------ Material provided

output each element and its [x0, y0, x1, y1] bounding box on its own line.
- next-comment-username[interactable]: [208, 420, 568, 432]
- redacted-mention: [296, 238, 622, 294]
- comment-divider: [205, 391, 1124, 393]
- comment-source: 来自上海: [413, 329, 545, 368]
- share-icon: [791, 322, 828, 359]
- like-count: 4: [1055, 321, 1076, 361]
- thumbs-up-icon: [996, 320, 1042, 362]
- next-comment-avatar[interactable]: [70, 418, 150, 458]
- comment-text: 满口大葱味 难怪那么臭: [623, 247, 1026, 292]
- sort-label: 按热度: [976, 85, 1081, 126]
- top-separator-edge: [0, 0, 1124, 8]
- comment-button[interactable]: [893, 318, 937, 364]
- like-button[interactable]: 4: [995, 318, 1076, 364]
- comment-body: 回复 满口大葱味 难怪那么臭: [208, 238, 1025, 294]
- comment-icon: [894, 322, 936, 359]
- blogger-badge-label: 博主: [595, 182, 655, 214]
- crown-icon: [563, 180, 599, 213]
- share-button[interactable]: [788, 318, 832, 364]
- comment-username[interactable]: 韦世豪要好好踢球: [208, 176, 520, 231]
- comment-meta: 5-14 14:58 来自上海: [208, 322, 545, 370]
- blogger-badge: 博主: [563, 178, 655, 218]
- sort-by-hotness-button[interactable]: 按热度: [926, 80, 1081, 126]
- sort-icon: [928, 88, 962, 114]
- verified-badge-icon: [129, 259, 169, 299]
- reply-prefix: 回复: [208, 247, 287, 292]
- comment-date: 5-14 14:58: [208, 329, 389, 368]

------------

Set out every line of the items above as a Markdown table with the columns "No." and "Line", numbering each row and leaving out blank lines.

Solution for this exercise:
| No. | Line |
|---|---|
| 1 | output each element and its [x0, y0, x1, y1] bounding box on its own line. |
| 2 | - next-comment-username[interactable]: [208, 420, 568, 432] |
| 3 | - redacted-mention: [296, 238, 622, 294] |
| 4 | - comment-divider: [205, 391, 1124, 393] |
| 5 | - comment-source: 来自上海: [413, 329, 545, 368] |
| 6 | - share-icon: [791, 322, 828, 359] |
| 7 | - like-count: 4: [1055, 321, 1076, 361] |
| 8 | - thumbs-up-icon: [996, 320, 1042, 362] |
| 9 | - next-comment-avatar[interactable]: [70, 418, 150, 458] |
| 10 | - comment-text: 满口大葱味 难怪那么臭: [623, 247, 1026, 292] |
| 11 | - sort-label: 按热度: [976, 85, 1081, 126] |
| 12 | - top-separator-edge: [0, 0, 1124, 8] |
| 13 | - comment-button[interactable]: [893, 318, 937, 364] |
| 14 | - like-button[interactable]: 4: [995, 318, 1076, 364] |
| 15 | - comment-body: 回复 满口大葱味 难怪那么臭: [208, 238, 1025, 294] |
| 16 | - comment-icon: [894, 322, 936, 359] |
| 17 | - blogger-badge-label: 博主: [595, 182, 655, 214] |
| 18 | - crown-icon: [563, 180, 599, 213] |
| 19 | - share-button[interactable]: [788, 318, 832, 364] |
| 20 | - comment-username[interactable]: 韦世豪要好好踢球: [208, 176, 520, 231] |
| 21 | - comment-meta: 5-14 14:58 来自上海: [208, 322, 545, 370] |
| 22 | - blogger-badge: 博主: [563, 178, 655, 218] |
| 23 | - sort-by-hotness-button[interactable]: 按热度: [926, 80, 1081, 126] |
| 24 | - sort-icon: [928, 88, 962, 114] |
| 25 | - verified-badge-icon: [129, 259, 169, 299] |
| 26 | - reply-prefix: 回复: [208, 247, 287, 292] |
| 27 | - comment-date: 5-14 14:58: [208, 329, 389, 368] |